• The data:
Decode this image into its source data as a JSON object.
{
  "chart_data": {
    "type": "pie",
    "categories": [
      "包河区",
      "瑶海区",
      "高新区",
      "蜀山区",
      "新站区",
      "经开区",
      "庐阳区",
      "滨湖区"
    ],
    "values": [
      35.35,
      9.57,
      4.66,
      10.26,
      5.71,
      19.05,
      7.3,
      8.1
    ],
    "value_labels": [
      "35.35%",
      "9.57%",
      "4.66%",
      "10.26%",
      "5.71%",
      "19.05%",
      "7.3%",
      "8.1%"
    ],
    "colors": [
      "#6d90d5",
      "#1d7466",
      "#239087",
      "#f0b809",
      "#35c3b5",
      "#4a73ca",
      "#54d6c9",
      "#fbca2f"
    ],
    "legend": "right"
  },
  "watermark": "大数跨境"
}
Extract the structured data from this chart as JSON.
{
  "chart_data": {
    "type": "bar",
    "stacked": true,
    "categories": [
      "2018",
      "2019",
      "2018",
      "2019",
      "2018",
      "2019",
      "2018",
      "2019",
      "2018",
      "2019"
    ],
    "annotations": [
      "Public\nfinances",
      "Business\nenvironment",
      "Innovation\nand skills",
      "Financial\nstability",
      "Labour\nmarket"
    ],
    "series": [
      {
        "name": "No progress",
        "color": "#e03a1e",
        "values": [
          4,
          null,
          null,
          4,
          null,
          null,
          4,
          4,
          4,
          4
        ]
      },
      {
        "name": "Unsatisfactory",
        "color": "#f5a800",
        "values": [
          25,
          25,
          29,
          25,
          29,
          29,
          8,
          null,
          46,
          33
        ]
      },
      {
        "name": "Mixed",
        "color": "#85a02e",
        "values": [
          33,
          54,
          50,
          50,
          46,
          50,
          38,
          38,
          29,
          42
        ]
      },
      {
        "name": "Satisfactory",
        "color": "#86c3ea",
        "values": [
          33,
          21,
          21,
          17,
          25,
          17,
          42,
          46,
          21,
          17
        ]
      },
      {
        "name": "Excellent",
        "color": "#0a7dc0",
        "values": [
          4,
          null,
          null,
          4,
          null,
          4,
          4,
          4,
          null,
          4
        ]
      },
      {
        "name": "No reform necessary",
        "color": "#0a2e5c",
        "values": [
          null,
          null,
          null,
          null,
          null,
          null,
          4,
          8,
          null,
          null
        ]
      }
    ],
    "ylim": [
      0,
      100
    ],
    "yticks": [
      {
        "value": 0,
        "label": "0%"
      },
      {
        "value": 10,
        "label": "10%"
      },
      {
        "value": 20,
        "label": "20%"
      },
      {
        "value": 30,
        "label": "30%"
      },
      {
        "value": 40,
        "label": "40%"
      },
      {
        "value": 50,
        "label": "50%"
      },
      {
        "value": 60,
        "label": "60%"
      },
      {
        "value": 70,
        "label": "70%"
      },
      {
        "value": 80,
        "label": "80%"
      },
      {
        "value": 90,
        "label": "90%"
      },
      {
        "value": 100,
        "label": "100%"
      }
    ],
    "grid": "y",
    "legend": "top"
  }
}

• What is expected: Please restate the whole listing word for word.

• Task response:
Decode this image into its source data as a JSON object.
{
  "chart_data": {
    "type": "pie",
    "categories": [
      "包河区",
      "瑶海区",
      "高新区",
      "蜀山区",
      "新站区",
      "经开区",
      "庐阳区",
      "滨湖区"
    ],
    "values": [
      35.35,
      9.57,
      4.66,
      10.26,
      5.71,
      19.05,
      7.3,
      8.1
    ],
    "value_labels": [
      "35.35%",
      "9.57%",
      "4.66%",
      "10.26%",
      "5.71%",
      "19.05%",
      "7.3%",
      "8.1%"
    ],
    "colors": [
      "#6d90d5",
      "#1d7466",
      "#239087",
      "#f0b809",
      "#35c3b5",
      "#4a73ca",
      "#54d6c9",
      "#fbca2f"
    ],
    "legend": "right"
  },
  "watermark": "大数跨境"
}
Extract the structured data from this chart as JSON.
{
  "chart_data": {
    "type": "bar",
    "stacked": true,
    "categories": [
      "2018",
      "2019",
      "2018",
      "2019",
      "2018",
      "2019",
      "2018",
      "2019",
      "2018",
      "2019"
    ],
    "annotations": [
      "Public\nfinances",
      "Business\nenvironment",
      "Innovation\nand skills",
      "Financial\nstability",
      "Labour\nmarket"
    ],
    "series": [
      {
        "name": "No progress",
        "color": "#e03a1e",
        "values": [
          4,
          null,
          null,
          4,
          null,
          null,
          4,
          4,
          4,
          4
        ]
      },
      {
        "name": "Unsatisfactory",
        "color": "#f5a800",
        "values": [
          25,
          25,
          29,
          25,
          29,
          29,
          8,
          null,
          46,
          33
        ]
      },
      {
        "name": "Mixed",
        "color": "#85a02e",
        "values": [
          33,
          54,
          50,
          50,
          46,
          50,
          38,
          38,
          29,
          42
        ]
      },
      {
        "name": "Satisfactory",
        "color": "#86c3ea",
        "values": [
          33,
          21,
          21,
          17,
          25,
          17,
          42,
          46,
          21,
          17
        ]
      },
      {
        "name": "Excellent",
        "color": "#0a7dc0",
        "values": [
          4,
          null,
          null,
          4,
          null,
          4,
          4,
          4,
          null,
          4
        ]
      },
      {
        "name": "No reform necessary",
        "color": "#0a2e5c",
        "values": [
          null,
          null,
          null,
          null,
          null,
          null,
          4,
          8,
          null,
          null
        ]
      }
    ],
    "ylim": [
      0,
      100
    ],
    "yticks": [
      {
        "value": 0,
        "label": "0%"
      },
      {
        "value": 10,
        "label": "10%"
      },
      {
        "value": 20,
        "label": "20%"
      },
      {
        "value": 30,
        "label": "30%"
      },
      {
        "value": 40,
        "label": "40%"
      },
      {
        "value": 50,
        "label": "50%"
      },
      {
        "value": 60,
        "label": "60%"
      },
      {
        "value": 70,
        "label": "70%"
      },
      {
        "value": 80,
        "label": "80%"
      },
      {
        "value": 90,
        "label": "90%"
      },
      {
        "value": 100,
        "label": "100%"
      }
    ],
    "grid": "y",
    "legend": "top"
  }
}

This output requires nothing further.